▶ _SET EXERCISE_
Give only the number of lines that include the string "area".

▶ _SUPPLIED RECORDS_
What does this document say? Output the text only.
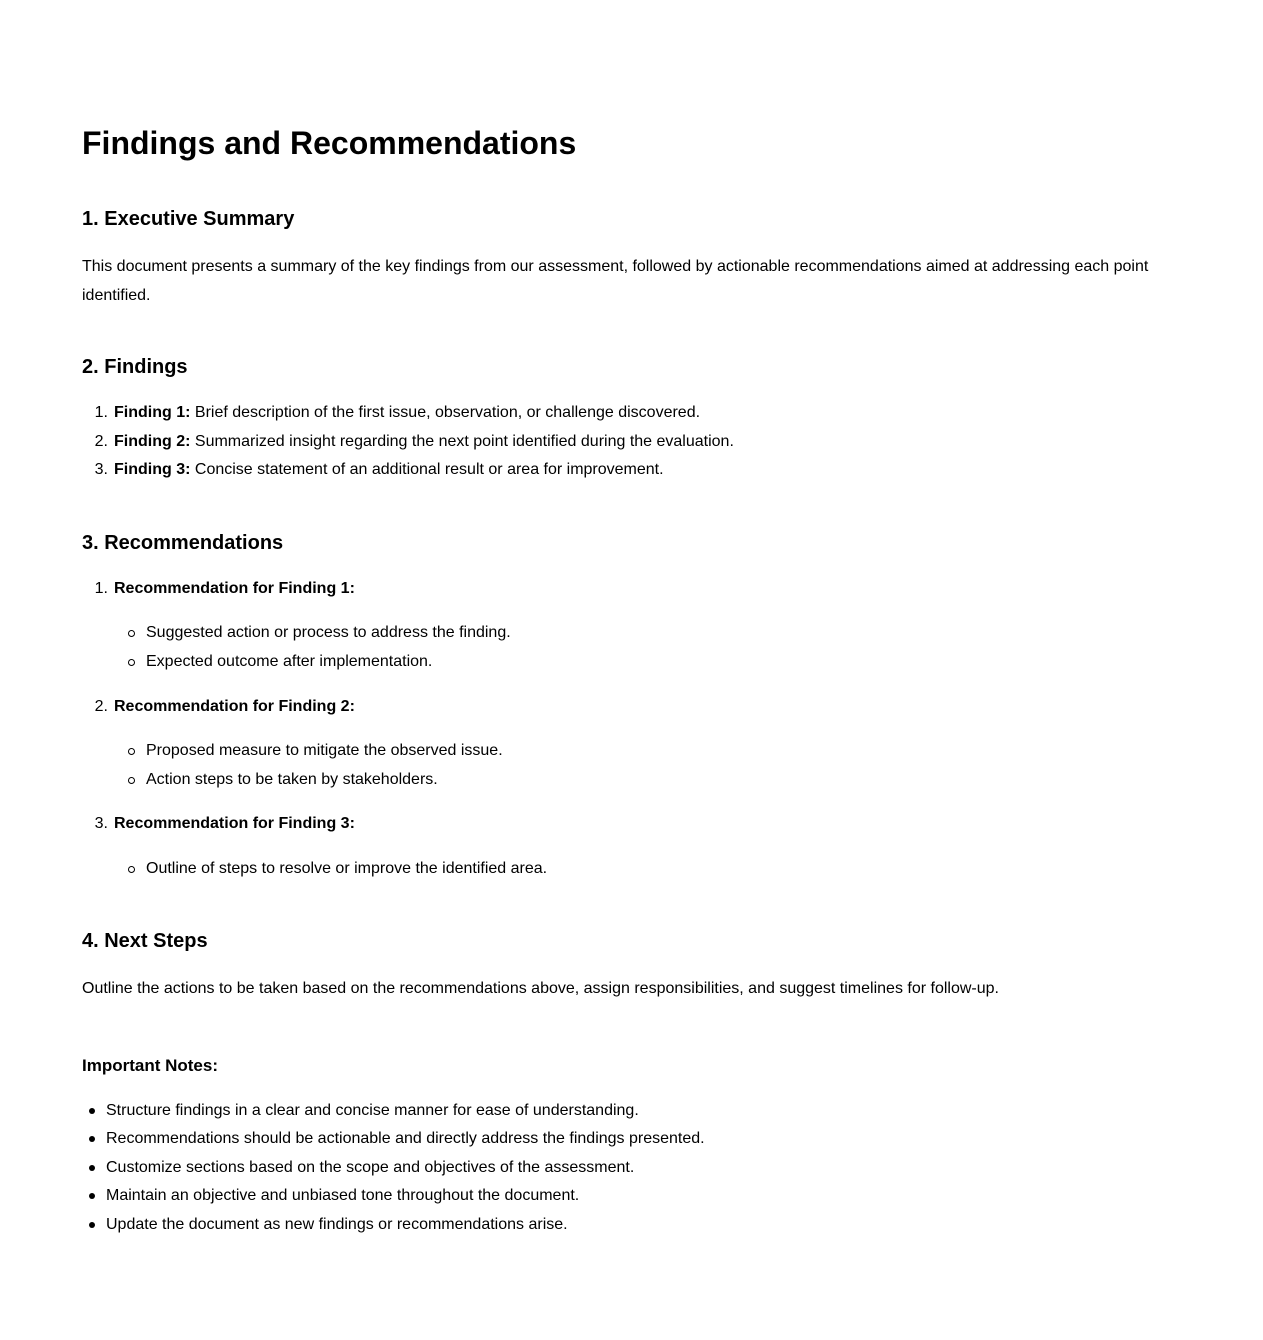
Findings and Recommendations
1. Executive Summary

This document presents a summary of the key findings from our assessment, followed by actionable recommendations aimed at addressing each point identified.

2. Findings
1. Finding 1: Brief description of the first issue, observation, or challenge discovered.
2. Finding 2: Summarized insight regarding the next point identified during the evaluation.
3. Finding 3: Concise statement of an additional result or area for improvement.
3. Recommendations
1. Recommendation for Finding 1:
Suggested action or process to address the finding.
Expected outcome after implementation.
2. Recommendation for Finding 2:
Proposed measure to mitigate the observed issue.
Action steps to be taken by stakeholders.
3. Recommendation for Finding 3:
Outline of steps to resolve or improve the identified area.
4. Next Steps

Outline the actions to be taken based on the recommendations above, assign responsibilities, and suggest timelines for follow-up.

Important Notes:

Structure findings in a clear and concise manner for ease of understanding.
Recommendations should be actionable and directly address the findings presented.
Customize sections based on the scope and objectives of the assessment.
Maintain an objective and unbiased tone throughout the document.
Update the document as new findings or recommendations arise.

▶ _TASK RESULT_
2